Stephen Jacobi, NZIBF Executive Director, speaks to the Confederation of Indian Industry Partnership Summit in New Delhi about The Future of Multilateralism.
Are China (and NZ) Heading for a Hard Landing? Will the TPP and Australia’s China FTA Change the Competitive Environment?
Remarks to China Business Summit, Auckland, 9 November 2015, Stephen Jacobi, Executive director, NZIBF.
Thank you for the opportunity to join such a distinguished panel this morning.
In the course of the last twenty years New Zealand has actively and purposefully sought a closer economic relationship with China – building on the famous “four firsts” and the successful conclusion of our ground-breaking FTA in 2008.
NZ China FTA
The FTA has given rise to an extra-ordinary increase in two way trade due as much to what are called the ‘dynamic gains of trade’ as to the progressive elimination of tariffs and other trade barriers.
Those ‘dynamic gains of trade’ have to do with the increased commercial attention that an FTA tends to focus on the relationship as well as the framework that an FTA provides to improve the relationship over time.
New Zealand has experienced these same dynamic gains arising from the CER relationship with Australia over the last 30 years.
I fully expect to see these dynamic gains arising from the Trans Pacific Partnership (TPP) once it has entered into force.
In the case of China the two governments are about to embark on an upgrade of the FTA in an effort to continue to sustain the momentum of trade and investment growth in recent years.
The upgrade is of great interest to business because FTAs always need continuous improvement and because trade agreements are always lagging behind market realities.

____

What the task requires
Rewrite the stretch of the summit remarks from "New Zealand has experienced" through "in recent years.", with "NZ" in place of "New Zealand".

Annotated region listings
____

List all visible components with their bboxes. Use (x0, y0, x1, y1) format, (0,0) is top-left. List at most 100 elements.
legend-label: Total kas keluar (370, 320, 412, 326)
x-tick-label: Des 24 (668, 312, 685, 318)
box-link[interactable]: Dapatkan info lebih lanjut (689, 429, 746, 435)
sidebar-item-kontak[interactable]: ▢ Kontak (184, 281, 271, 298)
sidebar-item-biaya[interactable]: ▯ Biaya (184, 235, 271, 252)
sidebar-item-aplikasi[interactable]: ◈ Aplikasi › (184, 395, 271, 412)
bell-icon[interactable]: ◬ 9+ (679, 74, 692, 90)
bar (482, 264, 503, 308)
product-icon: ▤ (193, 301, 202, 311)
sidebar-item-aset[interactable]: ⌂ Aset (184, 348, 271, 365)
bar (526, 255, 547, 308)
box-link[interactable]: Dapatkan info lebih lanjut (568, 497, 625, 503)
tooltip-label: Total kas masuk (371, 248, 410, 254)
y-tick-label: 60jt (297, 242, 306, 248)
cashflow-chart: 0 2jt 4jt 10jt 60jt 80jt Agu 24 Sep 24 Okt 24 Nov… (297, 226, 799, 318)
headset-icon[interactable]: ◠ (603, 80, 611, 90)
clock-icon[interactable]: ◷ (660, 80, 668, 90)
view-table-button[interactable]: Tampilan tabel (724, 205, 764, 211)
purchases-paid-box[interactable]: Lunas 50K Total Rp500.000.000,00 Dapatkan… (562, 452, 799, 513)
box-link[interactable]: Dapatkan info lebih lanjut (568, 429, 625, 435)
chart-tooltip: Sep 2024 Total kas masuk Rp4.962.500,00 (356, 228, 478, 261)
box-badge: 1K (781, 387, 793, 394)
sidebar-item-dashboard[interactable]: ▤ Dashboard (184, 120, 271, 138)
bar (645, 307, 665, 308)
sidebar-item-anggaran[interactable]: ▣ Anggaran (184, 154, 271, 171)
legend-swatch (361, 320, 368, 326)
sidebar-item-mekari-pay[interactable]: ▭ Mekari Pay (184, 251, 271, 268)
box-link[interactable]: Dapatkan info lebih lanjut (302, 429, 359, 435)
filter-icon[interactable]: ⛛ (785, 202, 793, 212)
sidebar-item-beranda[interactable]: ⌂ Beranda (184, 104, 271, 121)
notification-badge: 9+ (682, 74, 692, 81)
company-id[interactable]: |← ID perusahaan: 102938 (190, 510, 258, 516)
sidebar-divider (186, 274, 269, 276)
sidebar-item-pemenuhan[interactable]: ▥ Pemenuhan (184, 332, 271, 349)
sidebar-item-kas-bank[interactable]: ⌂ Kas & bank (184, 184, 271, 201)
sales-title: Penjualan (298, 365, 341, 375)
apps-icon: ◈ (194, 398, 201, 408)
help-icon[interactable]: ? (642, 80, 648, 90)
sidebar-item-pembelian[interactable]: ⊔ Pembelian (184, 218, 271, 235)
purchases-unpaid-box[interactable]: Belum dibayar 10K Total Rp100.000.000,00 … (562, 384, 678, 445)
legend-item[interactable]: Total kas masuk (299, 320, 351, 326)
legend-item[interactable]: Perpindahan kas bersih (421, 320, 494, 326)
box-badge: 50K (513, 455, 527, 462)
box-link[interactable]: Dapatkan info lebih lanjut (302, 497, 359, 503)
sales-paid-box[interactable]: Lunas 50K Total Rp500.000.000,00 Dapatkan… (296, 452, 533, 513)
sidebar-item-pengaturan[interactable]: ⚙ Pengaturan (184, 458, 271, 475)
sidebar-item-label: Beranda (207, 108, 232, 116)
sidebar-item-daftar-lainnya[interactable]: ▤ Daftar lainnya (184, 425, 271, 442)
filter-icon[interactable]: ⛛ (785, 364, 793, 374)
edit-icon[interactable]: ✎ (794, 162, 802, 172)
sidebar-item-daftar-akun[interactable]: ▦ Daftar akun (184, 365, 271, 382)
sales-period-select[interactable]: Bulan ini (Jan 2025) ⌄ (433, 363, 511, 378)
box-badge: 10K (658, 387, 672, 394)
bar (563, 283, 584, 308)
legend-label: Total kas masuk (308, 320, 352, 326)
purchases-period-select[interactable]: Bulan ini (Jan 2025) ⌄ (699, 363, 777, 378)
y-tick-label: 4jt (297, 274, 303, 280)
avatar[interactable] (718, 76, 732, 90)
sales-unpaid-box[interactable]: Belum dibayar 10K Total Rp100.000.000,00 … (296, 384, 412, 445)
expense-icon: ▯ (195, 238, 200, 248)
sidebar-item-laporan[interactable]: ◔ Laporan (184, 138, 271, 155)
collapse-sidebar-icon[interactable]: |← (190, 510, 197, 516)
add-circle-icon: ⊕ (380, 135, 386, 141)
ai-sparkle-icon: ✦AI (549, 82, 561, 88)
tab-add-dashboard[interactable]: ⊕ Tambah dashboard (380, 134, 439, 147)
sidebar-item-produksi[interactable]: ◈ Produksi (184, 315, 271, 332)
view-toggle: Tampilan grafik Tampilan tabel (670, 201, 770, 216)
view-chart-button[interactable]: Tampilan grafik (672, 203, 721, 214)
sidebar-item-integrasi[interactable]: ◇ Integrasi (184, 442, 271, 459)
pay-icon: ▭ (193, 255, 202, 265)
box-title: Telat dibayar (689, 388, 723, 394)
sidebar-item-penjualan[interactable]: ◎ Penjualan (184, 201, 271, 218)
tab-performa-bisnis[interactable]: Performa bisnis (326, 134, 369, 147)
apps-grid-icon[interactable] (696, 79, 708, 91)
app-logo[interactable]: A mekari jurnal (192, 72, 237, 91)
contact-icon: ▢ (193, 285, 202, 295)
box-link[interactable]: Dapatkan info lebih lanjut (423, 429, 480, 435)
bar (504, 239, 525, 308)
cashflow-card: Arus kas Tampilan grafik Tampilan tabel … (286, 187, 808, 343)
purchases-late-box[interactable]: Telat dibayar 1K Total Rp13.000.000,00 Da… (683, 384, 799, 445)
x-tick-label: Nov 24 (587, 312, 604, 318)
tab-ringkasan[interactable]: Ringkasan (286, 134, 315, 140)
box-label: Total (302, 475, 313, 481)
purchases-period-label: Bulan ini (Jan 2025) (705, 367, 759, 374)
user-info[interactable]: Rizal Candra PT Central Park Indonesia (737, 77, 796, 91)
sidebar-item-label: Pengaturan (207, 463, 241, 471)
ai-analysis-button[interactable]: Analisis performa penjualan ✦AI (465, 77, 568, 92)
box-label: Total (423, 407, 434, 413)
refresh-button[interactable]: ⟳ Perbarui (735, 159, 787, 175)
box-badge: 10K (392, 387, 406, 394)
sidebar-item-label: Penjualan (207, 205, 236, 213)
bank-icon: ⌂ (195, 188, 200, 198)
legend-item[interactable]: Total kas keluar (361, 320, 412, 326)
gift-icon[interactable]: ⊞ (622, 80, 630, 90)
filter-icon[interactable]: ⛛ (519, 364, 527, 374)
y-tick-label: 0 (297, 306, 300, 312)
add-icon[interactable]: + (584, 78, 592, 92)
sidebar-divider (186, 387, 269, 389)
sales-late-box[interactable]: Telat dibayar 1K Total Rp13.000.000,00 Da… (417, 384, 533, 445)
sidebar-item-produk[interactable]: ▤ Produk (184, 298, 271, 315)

____

The completed task
NZ has experienced these same dynamic gains arising from the CER relationship with Australia over the last 30 years.
I fully expect to see these dynamic gains arising from the Trans Pacific Partnership (TPP) once it has entered into force.
In the case of China the two governments are about to embark on an upgrade of the FTA in an effort to continue to sustain the momentum of trade and investment growth in recent years.